Условие задачи: Из чего, согласно истории, упомянутой в приведённом отрывке, мыши построили себе гнездо?

Приведённый отрывок:
****
Когда на несколько минут ветер замолкает, до меня доносится шуршание мышей, для которых такие пустые помещения – настоящий рай. Временами какая-нибудь из них прошмыгнет с кусочком бумаги во рту, и тогда мне приходит на память одна история о мышах, которые построили себе гнездо из стомарковой купюры. Пройдет еще полчаса… и я смогу лечь спать, опять спать…
Мои руки ужасно грязные, вечно эта противная липкая грязь, откуда только она берется; мое заспанное лицо тоже грязное, я устал, устал и не знаю, когда же кончится война со всеми ее ужасами, мракобесием и бесконечной тупостью. Я чувствую, как никнет моя фантазия и постепенно идут на убыль силы, а мое напряжение растворяется в обыденных и повседневных мучениях и заботах пехоты; моя юность продана, она закончилась, по-настоящему так и не начавшись, а вокруг все такое серое и безутешное.
****
Выдержка из данных:
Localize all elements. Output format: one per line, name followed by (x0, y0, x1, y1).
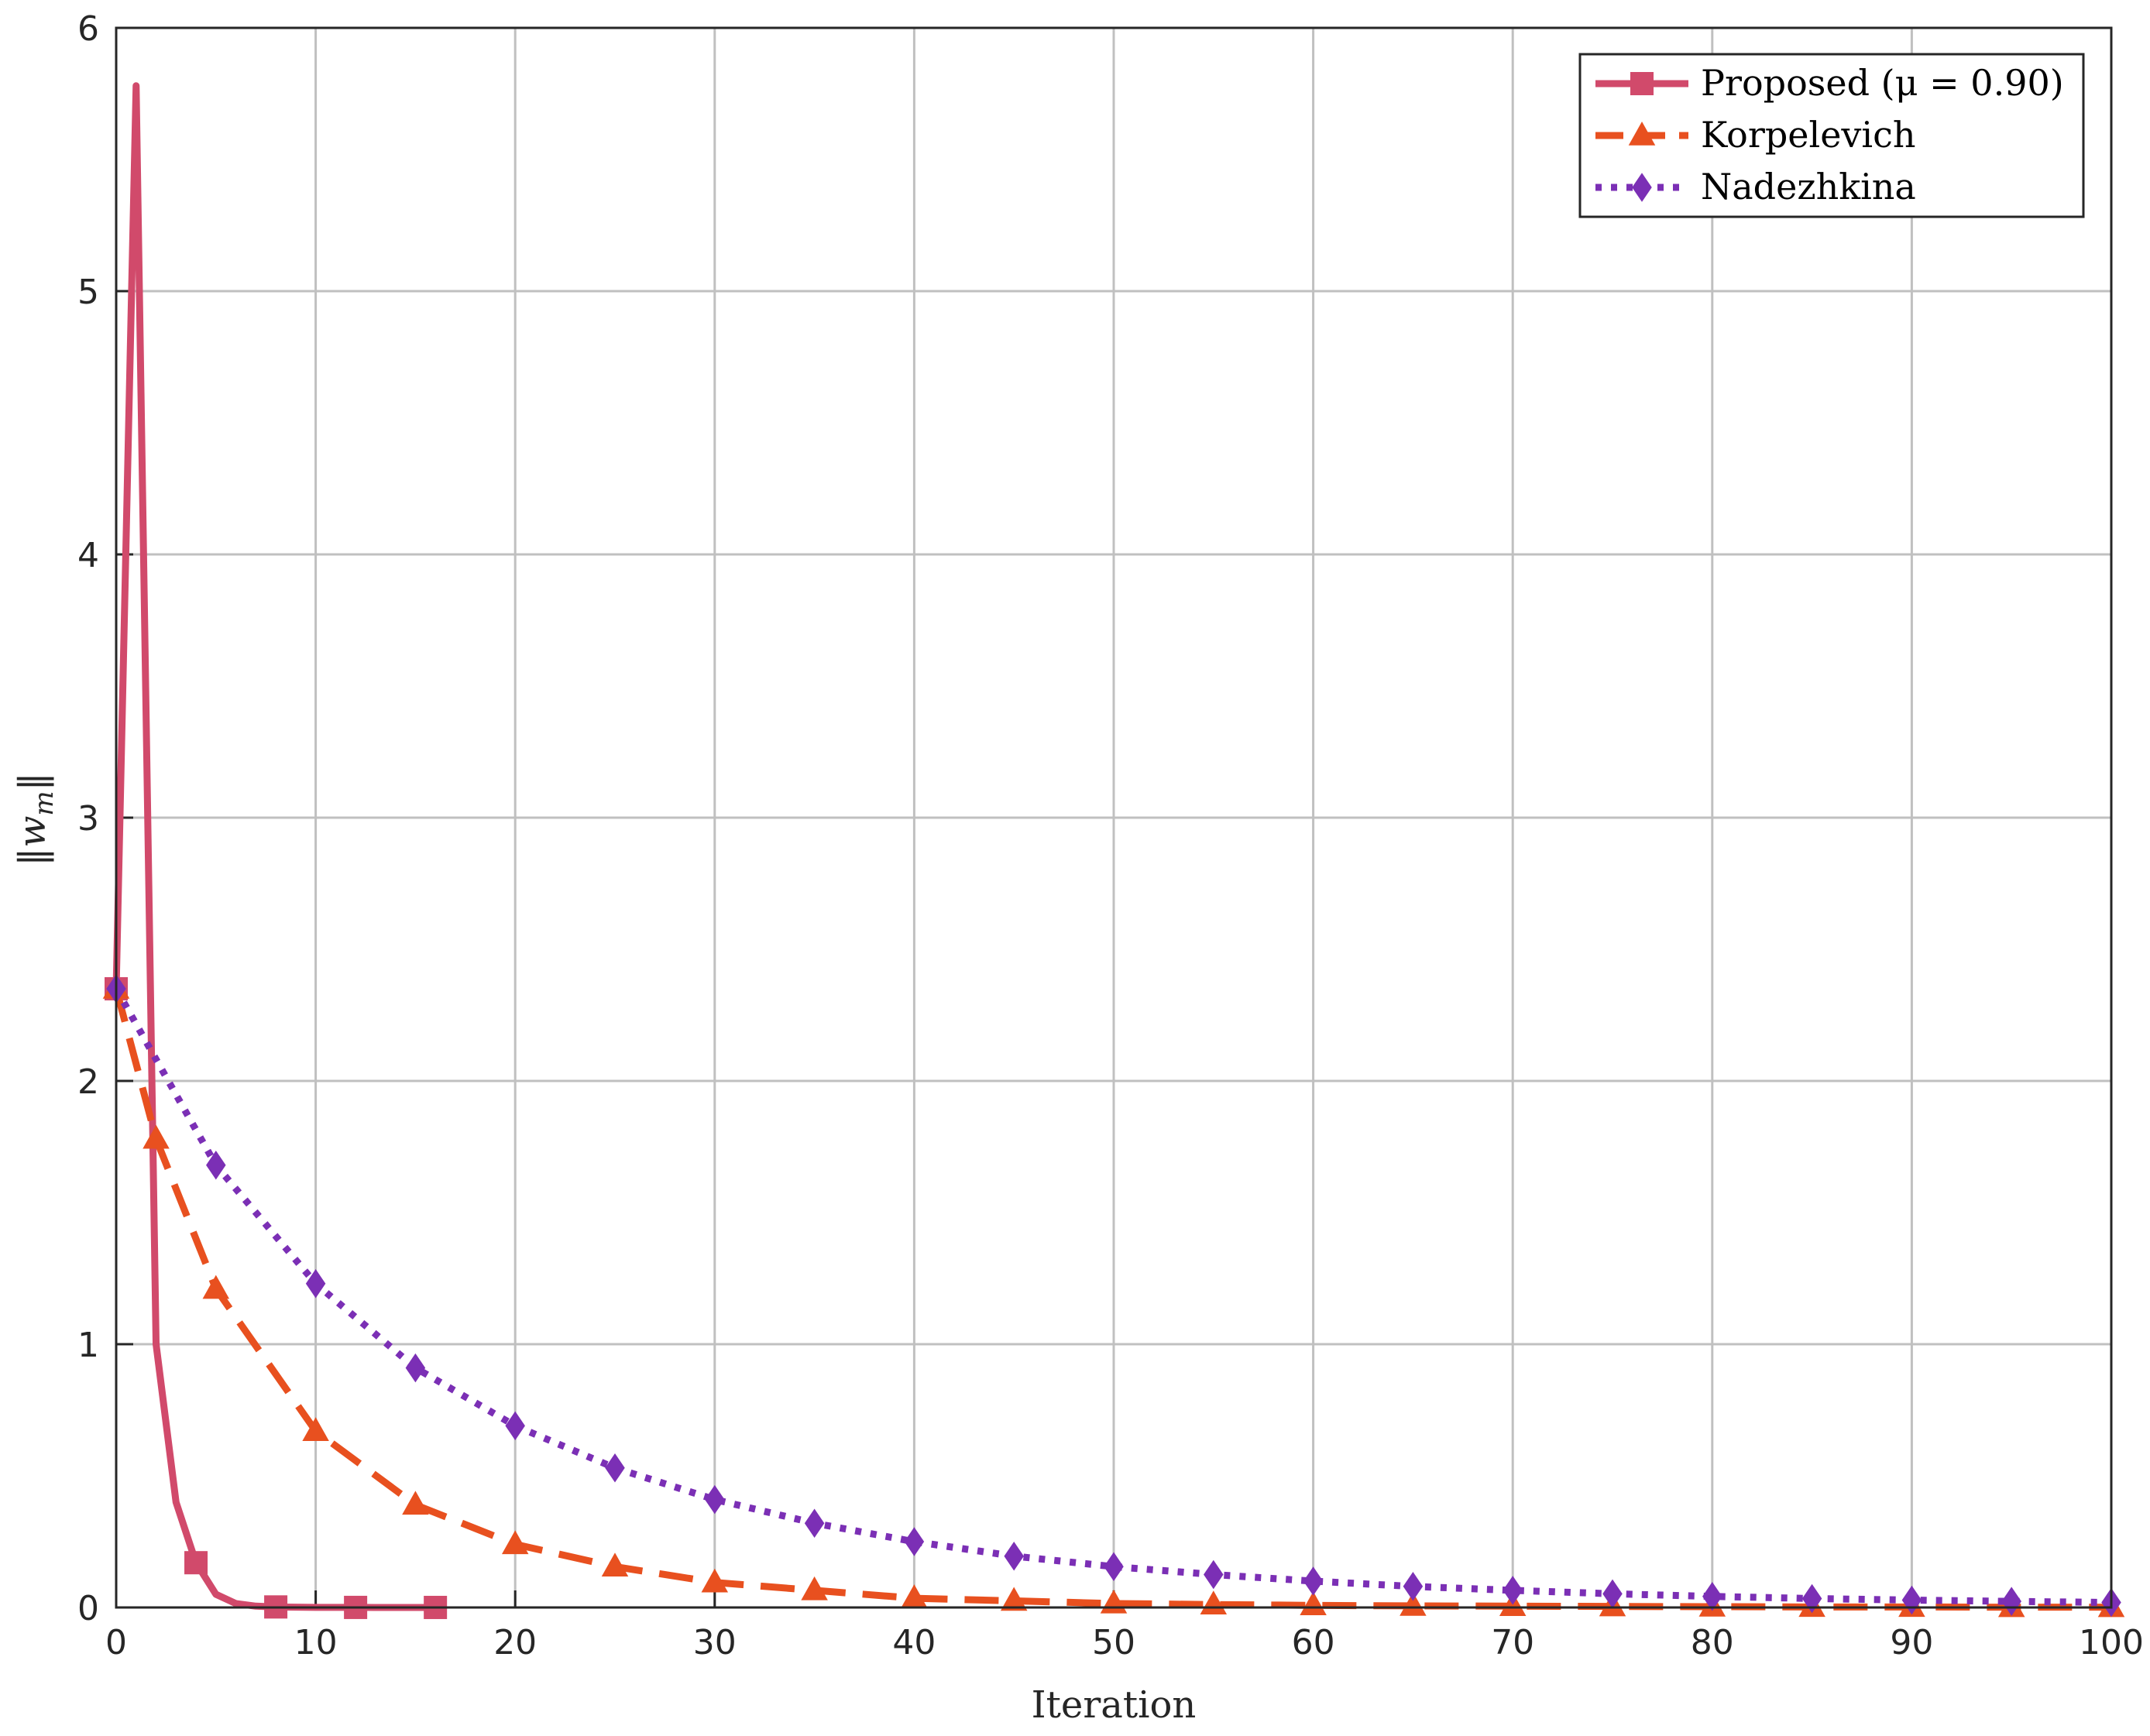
****
Ответ на задание: Из стомарковой купюры.